--- Begin Data ---

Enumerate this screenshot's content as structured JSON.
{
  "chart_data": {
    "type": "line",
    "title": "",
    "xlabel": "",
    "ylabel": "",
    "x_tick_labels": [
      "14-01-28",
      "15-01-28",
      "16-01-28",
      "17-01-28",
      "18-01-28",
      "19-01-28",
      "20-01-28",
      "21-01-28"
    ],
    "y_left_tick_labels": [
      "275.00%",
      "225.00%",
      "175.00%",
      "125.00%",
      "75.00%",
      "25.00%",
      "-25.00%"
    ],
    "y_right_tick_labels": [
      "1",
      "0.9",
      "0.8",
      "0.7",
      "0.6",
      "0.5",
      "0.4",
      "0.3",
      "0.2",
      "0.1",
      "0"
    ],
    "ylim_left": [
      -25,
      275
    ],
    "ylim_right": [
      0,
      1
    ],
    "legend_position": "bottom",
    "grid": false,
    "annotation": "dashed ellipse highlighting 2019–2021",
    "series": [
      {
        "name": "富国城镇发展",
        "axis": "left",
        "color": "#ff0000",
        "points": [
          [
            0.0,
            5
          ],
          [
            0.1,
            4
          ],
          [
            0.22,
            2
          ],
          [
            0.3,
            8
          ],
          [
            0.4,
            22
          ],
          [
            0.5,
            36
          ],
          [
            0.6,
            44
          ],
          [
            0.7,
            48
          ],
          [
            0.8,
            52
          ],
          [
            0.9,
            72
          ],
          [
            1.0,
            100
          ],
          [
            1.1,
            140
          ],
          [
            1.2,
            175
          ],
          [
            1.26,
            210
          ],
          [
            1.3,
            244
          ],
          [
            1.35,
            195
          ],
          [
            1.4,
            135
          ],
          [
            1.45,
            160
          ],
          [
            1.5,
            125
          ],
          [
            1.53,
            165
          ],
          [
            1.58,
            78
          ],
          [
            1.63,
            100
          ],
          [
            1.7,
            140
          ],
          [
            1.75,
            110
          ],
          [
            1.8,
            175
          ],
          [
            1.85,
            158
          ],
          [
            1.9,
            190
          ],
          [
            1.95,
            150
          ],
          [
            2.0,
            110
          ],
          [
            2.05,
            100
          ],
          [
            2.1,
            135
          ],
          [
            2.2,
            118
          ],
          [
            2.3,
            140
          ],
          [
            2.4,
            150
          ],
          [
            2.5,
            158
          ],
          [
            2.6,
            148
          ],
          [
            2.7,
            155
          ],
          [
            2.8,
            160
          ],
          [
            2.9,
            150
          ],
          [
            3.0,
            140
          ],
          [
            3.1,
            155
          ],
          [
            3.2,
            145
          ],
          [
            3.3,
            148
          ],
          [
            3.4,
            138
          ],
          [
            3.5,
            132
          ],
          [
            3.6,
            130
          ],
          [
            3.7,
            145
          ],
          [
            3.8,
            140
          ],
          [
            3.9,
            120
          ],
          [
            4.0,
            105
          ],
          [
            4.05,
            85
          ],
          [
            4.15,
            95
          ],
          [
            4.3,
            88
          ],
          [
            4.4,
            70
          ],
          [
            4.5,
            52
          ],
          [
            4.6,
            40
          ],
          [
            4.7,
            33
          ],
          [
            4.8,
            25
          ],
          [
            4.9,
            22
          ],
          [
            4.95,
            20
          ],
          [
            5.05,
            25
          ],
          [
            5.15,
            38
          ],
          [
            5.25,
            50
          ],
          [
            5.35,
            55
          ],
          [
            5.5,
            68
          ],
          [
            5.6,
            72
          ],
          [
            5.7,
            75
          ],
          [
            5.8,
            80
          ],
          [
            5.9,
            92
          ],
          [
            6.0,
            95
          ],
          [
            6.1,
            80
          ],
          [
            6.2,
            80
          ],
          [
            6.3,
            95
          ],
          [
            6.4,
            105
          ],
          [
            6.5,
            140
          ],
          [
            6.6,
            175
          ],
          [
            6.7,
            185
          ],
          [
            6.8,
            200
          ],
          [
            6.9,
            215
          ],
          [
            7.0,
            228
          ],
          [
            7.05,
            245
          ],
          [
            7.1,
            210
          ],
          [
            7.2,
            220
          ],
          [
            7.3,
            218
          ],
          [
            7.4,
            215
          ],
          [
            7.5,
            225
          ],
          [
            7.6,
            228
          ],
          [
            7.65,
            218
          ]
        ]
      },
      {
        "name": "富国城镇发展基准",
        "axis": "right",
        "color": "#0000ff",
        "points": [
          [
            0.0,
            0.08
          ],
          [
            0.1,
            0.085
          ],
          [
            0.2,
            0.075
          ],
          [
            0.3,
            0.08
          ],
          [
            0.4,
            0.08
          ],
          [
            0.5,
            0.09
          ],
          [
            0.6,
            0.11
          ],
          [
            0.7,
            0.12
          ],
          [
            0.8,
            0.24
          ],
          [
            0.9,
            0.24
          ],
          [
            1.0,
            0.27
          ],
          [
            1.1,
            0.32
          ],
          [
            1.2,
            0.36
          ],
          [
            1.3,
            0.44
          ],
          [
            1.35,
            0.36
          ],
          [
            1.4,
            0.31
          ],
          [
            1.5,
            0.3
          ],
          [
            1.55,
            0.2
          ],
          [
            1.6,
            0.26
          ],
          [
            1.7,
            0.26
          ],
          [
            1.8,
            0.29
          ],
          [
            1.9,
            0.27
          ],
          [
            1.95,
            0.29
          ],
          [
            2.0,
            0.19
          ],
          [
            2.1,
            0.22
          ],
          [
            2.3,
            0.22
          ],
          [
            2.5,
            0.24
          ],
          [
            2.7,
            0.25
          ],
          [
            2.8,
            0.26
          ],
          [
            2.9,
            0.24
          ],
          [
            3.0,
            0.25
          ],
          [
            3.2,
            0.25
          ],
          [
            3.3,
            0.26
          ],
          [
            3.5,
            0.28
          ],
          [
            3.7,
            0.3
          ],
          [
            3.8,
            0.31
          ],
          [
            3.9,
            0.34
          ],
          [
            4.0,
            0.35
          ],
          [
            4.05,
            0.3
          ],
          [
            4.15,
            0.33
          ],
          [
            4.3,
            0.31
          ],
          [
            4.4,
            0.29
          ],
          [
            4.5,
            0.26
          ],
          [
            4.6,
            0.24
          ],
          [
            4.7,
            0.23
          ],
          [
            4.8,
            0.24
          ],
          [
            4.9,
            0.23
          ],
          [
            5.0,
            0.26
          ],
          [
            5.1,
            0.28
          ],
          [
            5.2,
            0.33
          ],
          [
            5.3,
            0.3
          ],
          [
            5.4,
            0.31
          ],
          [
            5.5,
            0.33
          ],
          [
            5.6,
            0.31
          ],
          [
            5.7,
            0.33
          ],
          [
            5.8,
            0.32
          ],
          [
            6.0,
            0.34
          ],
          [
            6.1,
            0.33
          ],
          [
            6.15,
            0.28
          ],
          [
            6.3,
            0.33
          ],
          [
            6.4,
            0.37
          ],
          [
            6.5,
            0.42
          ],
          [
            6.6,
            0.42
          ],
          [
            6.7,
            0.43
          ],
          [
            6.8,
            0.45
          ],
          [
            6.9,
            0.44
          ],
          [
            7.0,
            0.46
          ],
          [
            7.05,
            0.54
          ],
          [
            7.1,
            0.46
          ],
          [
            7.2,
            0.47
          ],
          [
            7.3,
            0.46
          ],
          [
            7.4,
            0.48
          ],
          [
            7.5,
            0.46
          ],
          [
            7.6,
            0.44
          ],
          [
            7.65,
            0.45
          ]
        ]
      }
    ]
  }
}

--- End Data ---

### Given instruction
Repeat the data exactly. Leave nothing out.

### Problem solution
Enumerate this screenshot's content as structured JSON.
{
  "chart_data": {
    "type": "line",
    "title": "",
    "xlabel": "",
    "ylabel": "",
    "x_tick_labels": [
      "14-01-28",
      "15-01-28",
      "16-01-28",
      "17-01-28",
      "18-01-28",
      "19-01-28",
      "20-01-28",
      "21-01-28"
    ],
    "y_left_tick_labels": [
      "275.00%",
      "225.00%",
      "175.00%",
      "125.00%",
      "75.00%",
      "25.00%",
      "-25.00%"
    ],
    "y_right_tick_labels": [
      "1",
      "0.9",
      "0.8",
      "0.7",
      "0.6",
      "0.5",
      "0.4",
      "0.3",
      "0.2",
      "0.1",
      "0"
    ],
    "ylim_left": [
      -25,
      275
    ],
    "ylim_right": [
      0,
      1
    ],
    "legend_position": "bottom",
    "grid": false,
    "annotation": "dashed ellipse highlighting 2019–2021",
    "series": [
      {
        "name": "富国城镇发展",
        "axis": "left",
        "color": "#ff0000",
        "points": [
          [
            0.0,
            5
          ],
          [
            0.1,
            4
          ],
          [
            0.22,
            2
          ],
          [
            0.3,
            8
          ],
          [
            0.4,
            22
          ],
          [
            0.5,
            36
          ],
          [
            0.6,
            44
          ],
          [
            0.7,
            48
          ],
          [
            0.8,
            52
          ],
          [
            0.9,
            72
          ],
          [
            1.0,
            100
          ],
          [
            1.1,
            140
          ],
          [
            1.2,
            175
          ],
          [
            1.26,
            210
          ],
          [
            1.3,
            244
          ],
          [
            1.35,
            195
          ],
          [
            1.4,
            135
          ],
          [
            1.45,
            160
          ],
          [
            1.5,
            125
          ],
          [
            1.53,
            165
          ],
          [
            1.58,
            78
          ],
          [
            1.63,
            100
          ],
          [
            1.7,
            140
          ],
          [
            1.75,
            110
          ],
          [
            1.8,
            175
          ],
          [
            1.85,
            158
          ],
          [
            1.9,
            190
          ],
          [
            1.95,
            150
          ],
          [
            2.0,
            110
          ],
          [
            2.05,
            100
          ],
          [
            2.1,
            135
          ],
          [
            2.2,
            118
          ],
          [
            2.3,
            140
          ],
          [
            2.4,
            150
          ],
          [
            2.5,
            158
          ],
          [
            2.6,
            148
          ],
          [
            2.7,
            155
          ],
          [
            2.8,
            160
          ],
          [
            2.9,
            150
          ],
          [
            3.0,
            140
          ],
          [
            3.1,
            155
          ],
          [
            3.2,
            145
          ],
          [
            3.3,
            148
          ],
          [
            3.4,
            138
          ],
          [
            3.5,
            132
          ],
          [
            3.6,
            130
          ],
          [
            3.7,
            145
          ],
          [
            3.8,
            140
          ],
          [
            3.9,
            120
          ],
          [
            4.0,
            105
          ],
          [
            4.05,
            85
          ],
          [
            4.15,
            95
          ],
          [
            4.3,
            88
          ],
          [
            4.4,
            70
          ],
          [
            4.5,
            52
          ],
          [
            4.6,
            40
          ],
          [
            4.7,
            33
          ],
          [
            4.8,
            25
          ],
          [
            4.9,
            22
          ],
          [
            4.95,
            20
          ],
          [
            5.05,
            25
          ],
          [
            5.15,
            38
          ],
          [
            5.25,
            50
          ],
          [
            5.35,
            55
          ],
          [
            5.5,
            68
          ],
          [
            5.6,
            72
          ],
          [
            5.7,
            75
          ],
          [
            5.8,
            80
          ],
          [
            5.9,
            92
          ],
          [
            6.0,
            95
          ],
          [
            6.1,
            80
          ],
          [
            6.2,
            80
          ],
          [
            6.3,
            95
          ],
          [
            6.4,
            105
          ],
          [
            6.5,
            140
          ],
          [
            6.6,
            175
          ],
          [
            6.7,
            185
          ],
          [
            6.8,
            200
          ],
          [
            6.9,
            215
          ],
          [
            7.0,
            228
          ],
          [
            7.05,
            245
          ],
          [
            7.1,
            210
          ],
          [
            7.2,
            220
          ],
          [
            7.3,
            218
          ],
          [
            7.4,
            215
          ],
          [
            7.5,
            225
          ],
          [
            7.6,
            228
          ],
          [
            7.65,
            218
          ]
        ]
      },
      {
        "name": "富国城镇发展基准",
        "axis": "right",
        "color": "#0000ff",
        "points": [
          [
            0.0,
            0.08
          ],
          [
            0.1,
            0.085
          ],
          [
            0.2,
            0.075
          ],
          [
            0.3,
            0.08
          ],
          [
            0.4,
            0.08
          ],
          [
            0.5,
            0.09
          ],
          [
            0.6,
            0.11
          ],
          [
            0.7,
            0.12
          ],
          [
            0.8,
            0.24
          ],
          [
            0.9,
            0.24
          ],
          [
            1.0,
            0.27
          ],
          [
            1.1,
            0.32
          ],
          [
            1.2,
            0.36
          ],
          [
            1.3,
            0.44
          ],
          [
            1.35,
            0.36
          ],
          [
            1.4,
            0.31
          ],
          [
            1.5,
            0.3
          ],
          [
            1.55,
            0.2
          ],
          [
            1.6,
            0.26
          ],
          [
            1.7,
            0.26
          ],
          [
            1.8,
            0.29
          ],
          [
            1.9,
            0.27
          ],
          [
            1.95,
            0.29
          ],
          [
            2.0,
            0.19
          ],
          [
            2.1,
            0.22
          ],
          [
            2.3,
            0.22
          ],
          [
            2.5,
            0.24
          ],
          [
            2.7,
            0.25
          ],
          [
            2.8,
            0.26
          ],
          [
            2.9,
            0.24
          ],
          [
            3.0,
            0.25
          ],
          [
            3.2,
            0.25
          ],
          [
            3.3,
            0.26
          ],
          [
            3.5,
            0.28
          ],
          [
            3.7,
            0.3
          ],
          [
            3.8,
            0.31
          ],
          [
            3.9,
            0.34
          ],
          [
            4.0,
            0.35
          ],
          [
            4.05,
            0.3
          ],
          [
            4.15,
            0.33
          ],
          [
            4.3,
            0.31
          ],
          [
            4.4,
            0.29
          ],
          [
            4.5,
            0.26
          ],
          [
            4.6,
            0.24
          ],
          [
            4.7,
            0.23
          ],
          [
            4.8,
            0.24
          ],
          [
            4.9,
            0.23
          ],
          [
            5.0,
            0.26
          ],
          [
            5.1,
            0.28
          ],
          [
            5.2,
            0.33
          ],
          [
            5.3,
            0.3
          ],
          [
            5.4,
            0.31
          ],
          [
            5.5,
            0.33
          ],
          [
            5.6,
            0.31
          ],
          [
            5.7,
            0.33
          ],
          [
            5.8,
            0.32
          ],
          [
            6.0,
            0.34
          ],
          [
            6.1,
            0.33
          ],
          [
            6.15,
            0.28
          ],
          [
            6.3,
            0.33
          ],
          [
            6.4,
            0.37
          ],
          [
            6.5,
            0.42
          ],
          [
            6.6,
            0.42
          ],
          [
            6.7,
            0.43
          ],
          [
            6.8,
            0.45
          ],
          [
            6.9,
            0.44
          ],
          [
            7.0,
            0.46
          ],
          [
            7.05,
            0.54
          ],
          [
            7.1,
            0.46
          ],
          [
            7.2,
            0.47
          ],
          [
            7.3,
            0.46
          ],
          [
            7.4,
            0.48
          ],
          [
            7.5,
            0.46
          ],
          [
            7.6,
            0.44
          ],
          [
            7.65,
            0.45
          ]
        ]
      }
    ]
  }
}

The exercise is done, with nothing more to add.